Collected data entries

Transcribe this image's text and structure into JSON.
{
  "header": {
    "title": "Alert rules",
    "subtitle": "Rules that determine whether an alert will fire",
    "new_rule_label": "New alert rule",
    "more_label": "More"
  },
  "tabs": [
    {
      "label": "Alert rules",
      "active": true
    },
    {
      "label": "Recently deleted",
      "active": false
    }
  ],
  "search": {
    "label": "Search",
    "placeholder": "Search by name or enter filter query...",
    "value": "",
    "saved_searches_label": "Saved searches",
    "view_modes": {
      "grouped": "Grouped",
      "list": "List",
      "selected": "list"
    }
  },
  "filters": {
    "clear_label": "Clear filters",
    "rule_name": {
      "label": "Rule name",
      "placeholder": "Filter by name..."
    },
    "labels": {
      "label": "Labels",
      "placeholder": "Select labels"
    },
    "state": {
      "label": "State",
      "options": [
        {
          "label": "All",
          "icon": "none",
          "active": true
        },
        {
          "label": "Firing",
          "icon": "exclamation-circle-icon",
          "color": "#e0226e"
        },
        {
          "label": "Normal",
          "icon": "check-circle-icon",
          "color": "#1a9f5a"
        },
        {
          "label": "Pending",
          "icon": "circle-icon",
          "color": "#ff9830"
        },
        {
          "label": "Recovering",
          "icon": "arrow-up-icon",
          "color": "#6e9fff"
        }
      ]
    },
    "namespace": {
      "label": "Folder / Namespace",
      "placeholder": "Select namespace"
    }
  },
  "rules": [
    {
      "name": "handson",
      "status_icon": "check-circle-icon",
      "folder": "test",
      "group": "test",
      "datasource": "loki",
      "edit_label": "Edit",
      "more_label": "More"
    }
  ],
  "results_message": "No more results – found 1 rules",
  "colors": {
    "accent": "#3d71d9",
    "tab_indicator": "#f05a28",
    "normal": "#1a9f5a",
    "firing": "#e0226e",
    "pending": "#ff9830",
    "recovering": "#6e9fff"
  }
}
==
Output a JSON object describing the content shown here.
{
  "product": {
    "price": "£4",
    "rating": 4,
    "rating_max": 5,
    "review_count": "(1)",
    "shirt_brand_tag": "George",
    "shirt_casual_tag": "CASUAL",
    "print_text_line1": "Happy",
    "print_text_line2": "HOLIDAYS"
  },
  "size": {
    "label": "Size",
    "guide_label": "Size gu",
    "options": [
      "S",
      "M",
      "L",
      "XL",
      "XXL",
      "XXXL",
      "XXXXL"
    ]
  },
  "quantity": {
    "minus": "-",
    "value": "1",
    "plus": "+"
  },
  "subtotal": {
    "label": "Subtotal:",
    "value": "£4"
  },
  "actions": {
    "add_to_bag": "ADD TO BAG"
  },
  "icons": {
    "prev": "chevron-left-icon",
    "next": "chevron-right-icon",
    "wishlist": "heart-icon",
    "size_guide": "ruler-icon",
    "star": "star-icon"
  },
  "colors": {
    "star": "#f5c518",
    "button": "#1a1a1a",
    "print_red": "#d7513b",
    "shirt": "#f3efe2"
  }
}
--
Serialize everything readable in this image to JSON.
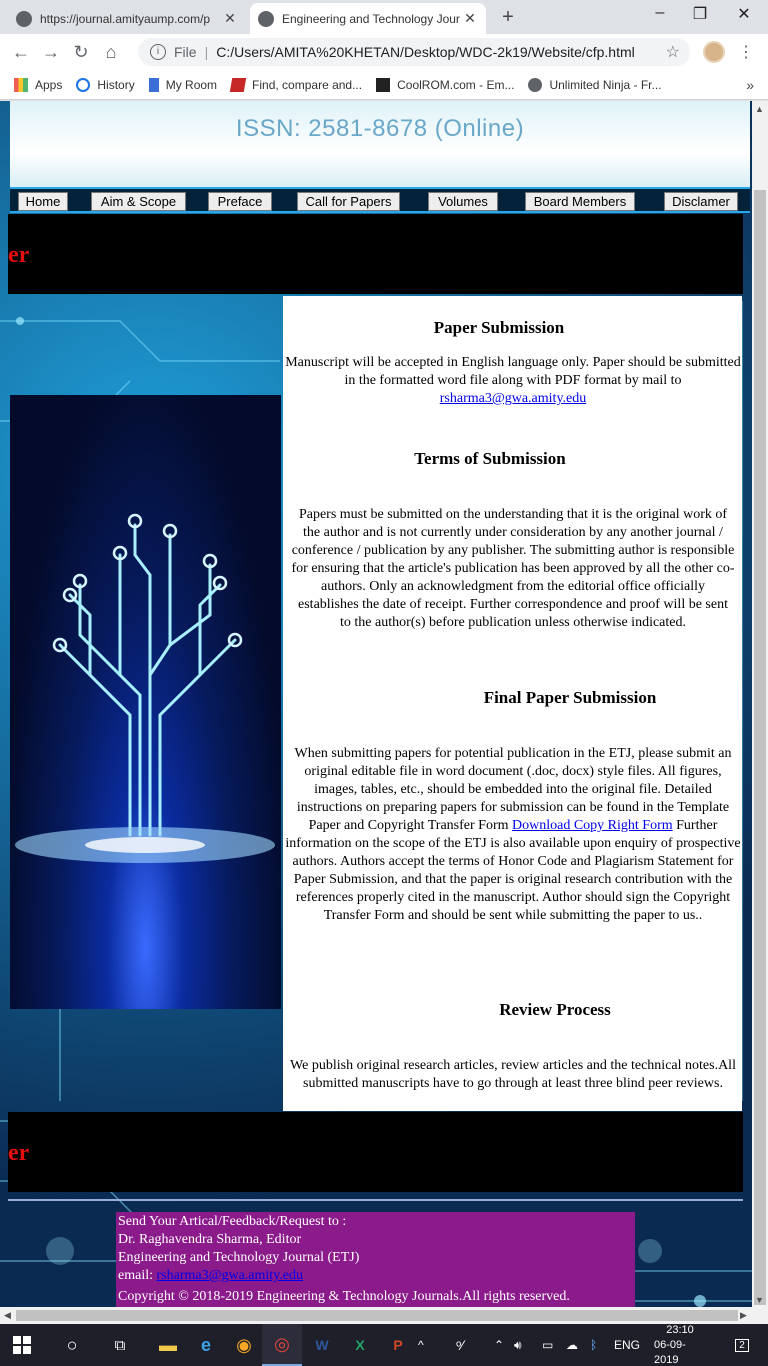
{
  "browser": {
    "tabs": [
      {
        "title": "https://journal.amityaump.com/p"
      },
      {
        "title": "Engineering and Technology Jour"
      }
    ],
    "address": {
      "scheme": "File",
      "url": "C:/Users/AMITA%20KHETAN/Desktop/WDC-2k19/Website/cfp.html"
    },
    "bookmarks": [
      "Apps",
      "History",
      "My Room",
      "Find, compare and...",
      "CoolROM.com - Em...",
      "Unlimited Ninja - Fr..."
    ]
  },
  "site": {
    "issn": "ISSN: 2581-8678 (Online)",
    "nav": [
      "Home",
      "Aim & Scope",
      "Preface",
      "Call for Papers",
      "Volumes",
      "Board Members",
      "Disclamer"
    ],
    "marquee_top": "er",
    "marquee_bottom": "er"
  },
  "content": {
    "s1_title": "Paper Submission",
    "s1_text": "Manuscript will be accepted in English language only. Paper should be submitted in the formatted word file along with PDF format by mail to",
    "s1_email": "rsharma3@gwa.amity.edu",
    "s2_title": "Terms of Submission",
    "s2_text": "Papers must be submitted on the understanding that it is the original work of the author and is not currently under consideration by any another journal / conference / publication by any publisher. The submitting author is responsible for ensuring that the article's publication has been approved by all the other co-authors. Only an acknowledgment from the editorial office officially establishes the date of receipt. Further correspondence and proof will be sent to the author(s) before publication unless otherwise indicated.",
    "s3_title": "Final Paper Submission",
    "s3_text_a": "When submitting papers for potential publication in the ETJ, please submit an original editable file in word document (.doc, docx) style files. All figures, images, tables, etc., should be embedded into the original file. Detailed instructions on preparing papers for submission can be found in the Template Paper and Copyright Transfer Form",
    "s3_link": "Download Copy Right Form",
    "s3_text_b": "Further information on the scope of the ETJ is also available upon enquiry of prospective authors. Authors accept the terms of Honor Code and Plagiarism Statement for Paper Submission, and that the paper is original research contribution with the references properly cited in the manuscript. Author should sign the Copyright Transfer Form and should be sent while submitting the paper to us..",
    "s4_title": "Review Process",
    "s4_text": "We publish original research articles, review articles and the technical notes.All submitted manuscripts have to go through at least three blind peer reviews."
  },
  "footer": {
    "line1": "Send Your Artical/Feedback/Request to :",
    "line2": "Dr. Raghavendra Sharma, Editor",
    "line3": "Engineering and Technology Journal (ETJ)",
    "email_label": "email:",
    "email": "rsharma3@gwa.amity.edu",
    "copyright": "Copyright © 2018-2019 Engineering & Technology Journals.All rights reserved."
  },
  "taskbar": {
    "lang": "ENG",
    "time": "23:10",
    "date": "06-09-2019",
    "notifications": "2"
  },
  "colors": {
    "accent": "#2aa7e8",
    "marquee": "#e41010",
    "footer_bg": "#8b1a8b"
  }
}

**Exercise brief**
Search the records for the word "JSON", then list every line that has it.

**Output of the task**
Transcribe this image's text and structure into JSON.
Output a JSON object describing the content shown here.
Serialize everything readable in this image to JSON.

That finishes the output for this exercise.